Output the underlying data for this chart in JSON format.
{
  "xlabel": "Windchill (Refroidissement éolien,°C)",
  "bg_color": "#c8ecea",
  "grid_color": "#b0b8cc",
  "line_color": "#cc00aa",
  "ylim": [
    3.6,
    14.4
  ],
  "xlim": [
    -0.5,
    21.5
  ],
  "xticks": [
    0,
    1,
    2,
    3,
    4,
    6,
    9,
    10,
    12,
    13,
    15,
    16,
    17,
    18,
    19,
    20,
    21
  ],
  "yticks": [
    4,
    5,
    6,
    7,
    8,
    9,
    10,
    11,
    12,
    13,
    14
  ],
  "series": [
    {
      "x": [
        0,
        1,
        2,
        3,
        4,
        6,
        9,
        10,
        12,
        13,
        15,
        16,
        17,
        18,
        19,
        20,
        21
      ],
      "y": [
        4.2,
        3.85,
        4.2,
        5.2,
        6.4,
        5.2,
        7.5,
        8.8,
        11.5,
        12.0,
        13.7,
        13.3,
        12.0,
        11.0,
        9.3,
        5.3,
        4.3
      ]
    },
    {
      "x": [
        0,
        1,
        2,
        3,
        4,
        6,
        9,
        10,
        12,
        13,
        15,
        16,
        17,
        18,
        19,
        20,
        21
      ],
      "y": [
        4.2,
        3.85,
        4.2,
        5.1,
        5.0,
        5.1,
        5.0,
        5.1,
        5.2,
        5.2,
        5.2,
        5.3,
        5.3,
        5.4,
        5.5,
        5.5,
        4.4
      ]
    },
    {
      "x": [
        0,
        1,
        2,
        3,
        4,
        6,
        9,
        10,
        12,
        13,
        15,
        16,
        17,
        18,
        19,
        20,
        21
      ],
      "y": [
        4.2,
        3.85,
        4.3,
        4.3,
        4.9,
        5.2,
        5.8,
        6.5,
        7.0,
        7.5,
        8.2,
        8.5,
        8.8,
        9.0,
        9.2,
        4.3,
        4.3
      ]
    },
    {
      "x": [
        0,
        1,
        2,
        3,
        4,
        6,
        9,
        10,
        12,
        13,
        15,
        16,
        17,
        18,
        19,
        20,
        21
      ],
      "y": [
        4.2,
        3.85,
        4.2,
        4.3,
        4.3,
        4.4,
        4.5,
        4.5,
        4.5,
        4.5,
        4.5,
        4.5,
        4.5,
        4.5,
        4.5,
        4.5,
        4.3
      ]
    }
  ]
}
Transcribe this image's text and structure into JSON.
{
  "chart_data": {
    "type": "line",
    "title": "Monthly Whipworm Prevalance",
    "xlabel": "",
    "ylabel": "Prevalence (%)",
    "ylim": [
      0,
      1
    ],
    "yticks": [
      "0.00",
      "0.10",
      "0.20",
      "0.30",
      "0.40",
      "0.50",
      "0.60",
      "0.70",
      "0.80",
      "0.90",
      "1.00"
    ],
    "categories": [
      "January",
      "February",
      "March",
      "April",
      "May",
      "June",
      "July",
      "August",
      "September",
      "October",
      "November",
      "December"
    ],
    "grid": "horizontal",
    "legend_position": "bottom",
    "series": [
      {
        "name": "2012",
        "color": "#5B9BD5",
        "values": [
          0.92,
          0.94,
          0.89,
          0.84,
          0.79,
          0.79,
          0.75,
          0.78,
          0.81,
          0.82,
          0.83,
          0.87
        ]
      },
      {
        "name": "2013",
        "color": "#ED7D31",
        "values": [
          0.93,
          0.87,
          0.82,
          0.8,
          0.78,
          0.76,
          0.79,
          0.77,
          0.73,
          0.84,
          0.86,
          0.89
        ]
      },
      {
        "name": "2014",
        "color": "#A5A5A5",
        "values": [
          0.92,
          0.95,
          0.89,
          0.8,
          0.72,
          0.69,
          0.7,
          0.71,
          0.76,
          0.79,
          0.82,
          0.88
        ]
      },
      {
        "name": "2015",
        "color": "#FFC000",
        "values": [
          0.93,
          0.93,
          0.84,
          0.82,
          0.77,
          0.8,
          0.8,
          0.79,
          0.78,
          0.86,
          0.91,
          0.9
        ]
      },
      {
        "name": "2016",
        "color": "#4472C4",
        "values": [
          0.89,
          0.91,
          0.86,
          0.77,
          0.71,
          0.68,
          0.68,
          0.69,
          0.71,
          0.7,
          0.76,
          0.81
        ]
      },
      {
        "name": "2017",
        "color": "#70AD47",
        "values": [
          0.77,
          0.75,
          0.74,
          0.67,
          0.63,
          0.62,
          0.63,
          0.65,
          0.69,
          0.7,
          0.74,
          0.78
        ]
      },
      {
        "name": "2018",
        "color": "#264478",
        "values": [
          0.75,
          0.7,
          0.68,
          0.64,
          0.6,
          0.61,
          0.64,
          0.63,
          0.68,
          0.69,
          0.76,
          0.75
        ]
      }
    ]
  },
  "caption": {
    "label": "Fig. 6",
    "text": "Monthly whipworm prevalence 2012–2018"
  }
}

□ □ □ □ □

Exactly reproduce every line found in the records.

Output the underlying data for this chart in JSON format.
{
  "xlabel": "Windchill (Refroidissement éolien,°C)",
  "bg_color": "#c8ecea",
  "grid_color": "#b0b8cc",
  "line_color": "#cc00aa",
  "ylim": [
    3.6,
    14.4
  ],
  "xlim": [
    -0.5,
    21.5
  ],
  "xticks": [
    0,
    1,
    2,
    3,
    4,
    6,
    9,
    10,
    12,
    13,
    15,
    16,
    17,
    18,
    19,
    20,
    21
  ],
  "yticks": [
    4,
    5,
    6,
    7,
    8,
    9,
    10,
    11,
    12,
    13,
    14
  ],
  "series": [
    {
      "x": [
        0,
        1,
        2,
        3,
        4,
        6,
        9,
        10,
        12,
        13,
        15,
        16,
        17,
        18,
        19,
        20,
        21
      ],
      "y": [
        4.2,
        3.85,
        4.2,
        5.2,
        6.4,
        5.2,
        7.5,
        8.8,
        11.5,
        12.0,
        13.7,
        13.3,
        12.0,
        11.0,
        9.3,
        5.3,
        4.3
      ]
    },
    {
      "x": [
        0,
        1,
        2,
        3,
        4,
        6,
        9,
        10,
        12,
        13,
        15,
        16,
        17,
        18,
        19,
        20,
        21
      ],
      "y": [
        4.2,
        3.85,
        4.2,
        5.1,
        5.0,
        5.1,
        5.0,
        5.1,
        5.2,
        5.2,
        5.2,
        5.3,
        5.3,
        5.4,
        5.5,
        5.5,
        4.4
      ]
    },
    {
      "x": [
        0,
        1,
        2,
        3,
        4,
        6,
        9,
        10,
        12,
        13,
        15,
        16,
        17,
        18,
        19,
        20,
        21
      ],
      "y": [
        4.2,
        3.85,
        4.3,
        4.3,
        4.9,
        5.2,
        5.8,
        6.5,
        7.0,
        7.5,
        8.2,
        8.5,
        8.8,
        9.0,
        9.2,
        4.3,
        4.3
      ]
    },
    {
      "x": [
        0,
        1,
        2,
        3,
        4,
        6,
        9,
        10,
        12,
        13,
        15,
        16,
        17,
        18,
        19,
        20,
        21
      ],
      "y": [
        4.2,
        3.85,
        4.2,
        4.3,
        4.3,
        4.4,
        4.5,
        4.5,
        4.5,
        4.5,
        4.5,
        4.5,
        4.5,
        4.5,
        4.5,
        4.5,
        4.3
      ]
    }
  ]
}
Transcribe this image's text and structure into JSON.
{
  "chart_data": {
    "type": "line",
    "title": "Monthly Whipworm Prevalance",
    "xlabel": "",
    "ylabel": "Prevalence (%)",
    "ylim": [
      0,
      1
    ],
    "yticks": [
      "0.00",
      "0.10",
      "0.20",
      "0.30",
      "0.40",
      "0.50",
      "0.60",
      "0.70",
      "0.80",
      "0.90",
      "1.00"
    ],
    "categories": [
      "January",
      "February",
      "March",
      "April",
      "May",
      "June",
      "July",
      "August",
      "September",
      "October",
      "November",
      "December"
    ],
    "grid": "horizontal",
    "legend_position": "bottom",
    "series": [
      {
        "name": "2012",
        "color": "#5B9BD5",
        "values": [
          0.92,
          0.94,
          0.89,
          0.84,
          0.79,
          0.79,
          0.75,
          0.78,
          0.81,
          0.82,
          0.83,
          0.87
        ]
      },
      {
        "name": "2013",
        "color": "#ED7D31",
        "values": [
          0.93,
          0.87,
          0.82,
          0.8,
          0.78,
          0.76,
          0.79,
          0.77,
          0.73,
          0.84,
          0.86,
          0.89
        ]
      },
      {
        "name": "2014",
        "color": "#A5A5A5",
        "values": [
          0.92,
          0.95,
          0.89,
          0.8,
          0.72,
          0.69,
          0.7,
          0.71,
          0.76,
          0.79,
          0.82,
          0.88
        ]
      },
      {
        "name": "2015",
        "color": "#FFC000",
        "values": [
          0.93,
          0.93,
          0.84,
          0.82,
          0.77,
          0.8,
          0.8,
          0.79,
          0.78,
          0.86,
          0.91,
          0.9
        ]
      },
      {
        "name": "2016",
        "color": "#4472C4",
        "values": [
          0.89,
          0.91,
          0.86,
          0.77,
          0.71,
          0.68,
          0.68,
          0.69,
          0.71,
          0.7,
          0.76,
          0.81
        ]
      },
      {
        "name": "2017",
        "color": "#70AD47",
        "values": [
          0.77,
          0.75,
          0.74,
          0.67,
          0.63,
          0.62,
          0.63,
          0.65,
          0.69,
          0.7,
          0.74,
          0.78
        ]
      },
      {
        "name": "2018",
        "color": "#264478",
        "values": [
          0.75,
          0.7,
          0.68,
          0.64,
          0.6,
          0.61,
          0.64,
          0.63,
          0.68,
          0.69,
          0.76,
          0.75
        ]
      }
    ]
  },
  "caption": {
    "label": "Fig. 6",
    "text": "Monthly whipworm prevalence 2012–2018"
  }
}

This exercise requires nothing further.